GOAL A:
Copy, without changes, the lines of the listing from the line containing "x-tick-label: 2020 <box>206 583 242 600</box>" to the line containing "axis-ticks <box>128 128 572 572</box>", including both of those lines.

# My Fluval chi



## AcidFear (Aug 19, 2012)

This is my first tank its a fluval chi with 2 peppered cory cats a betta and some sort of low light plant(forget the name cause im not that bright lol) I have been meaning to post these pictures of it for awhile now so here it is






















The betta is hard to get a clear shot of as he doesnt stay still...








two weeks after having the chi i realized i wanted more then just a few fish so i bought a 33 off macframalama a week or so after that he found me a wicked deal on a 90 so now im up to 3 tanks... will be posting more pics soon of the bigger tanks the 33 has 2 julie cory cats and a flowerhorn witch will be moving to the 90 when i get it fully set up


----------



## Claudia (Apr 21, 2010)

GOAL B:
Answer these questions using the forum thread about the Fluval Chi.
(i) What fish are kept in the Fluval Chi?
(ii) Why is the betta hard to photograph clearly?
(iii) Which fish in the 33 will be moved to the 90 once it is fully set up?

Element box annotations
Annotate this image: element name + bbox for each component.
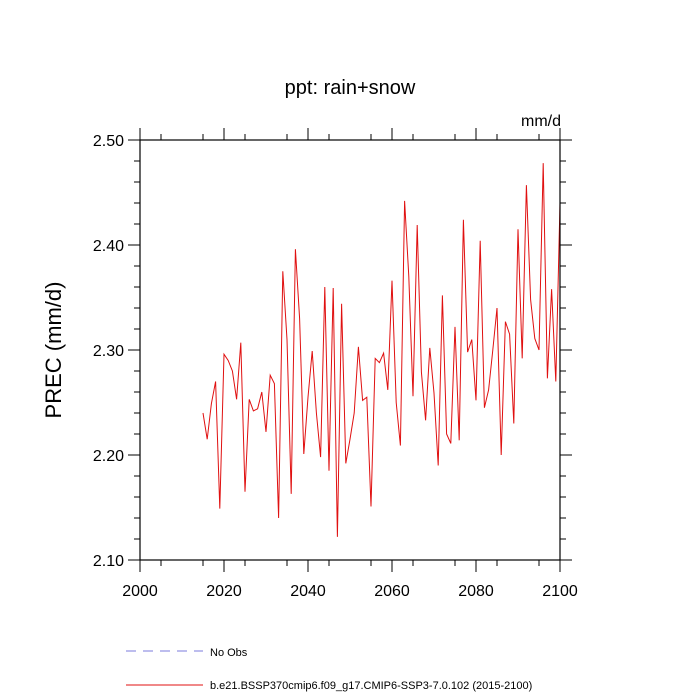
x-tick-label: 2020 <box>206 583 242 600</box>
chart-title: ppt: rain+snow <box>285 77 416 99</box>
legend-label-model: b.e21.BSSP370cmip6.f09_g17.CMIP6-SSP3-7.… <box>210 680 532 692</box>
x-tick-label: 2100 <box>542 583 578 600</box>
axis-ticks <box>128 128 572 572</box>
y-tick-label: 2.20 <box>93 448 124 465</box>
x-tick-label: 2040 <box>290 583 326 600</box>
y-tick-label: 2.10 <box>93 553 124 570</box>
series-layer <box>202 163 561 537</box>
y-tick-label: 2.40 <box>93 238 124 255</box>
y-tick-label: 2.30 <box>93 343 124 360</box>
legend: No Obs b.e21.BSSP370cmip6.f09_g17.CMIP6-… <box>126 647 532 692</box>
legend-label-no-obs: No Obs <box>210 647 248 659</box>
units-label: mm/d <box>521 113 561 130</box>
x-tick-label: 2000 <box>122 583 158 600</box>
tick-labels: 2000 2020 2040 2060 2080 2100 2.10 2.20 2.30 2.40… <box>93 133 578 600</box>
series-line <box>202 163 561 537</box>
plot-frame <box>139 139 561 561</box>
x-tick-label: 2080 <box>458 583 494 600</box>
y-tick-label: 2.50 <box>93 133 124 150</box>
y-axis-label: PREC (mm/d) <box>41 282 66 419</box>
x-tick-label: 2060 <box>374 583 410 600</box>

EXERCISE OUTPUT A:
x-tick-label: 2020 <box>206 583 242 600</box>
chart-title: ppt: rain+snow <box>285 77 416 99</box>
legend-label-model: b.e21.BSSP370cmip6.f09_g17.CMIP6-SSP3-7.… <box>210 680 532 692</box>
x-tick-label: 2100 <box>542 583 578 600</box>
axis-ticks <box>128 128 572 572</box>

EXERCISE OUTPUT B:
(i) Two peppered cory cats and a betta.
(ii) He does not stay still.
(iii) The flowerhorn.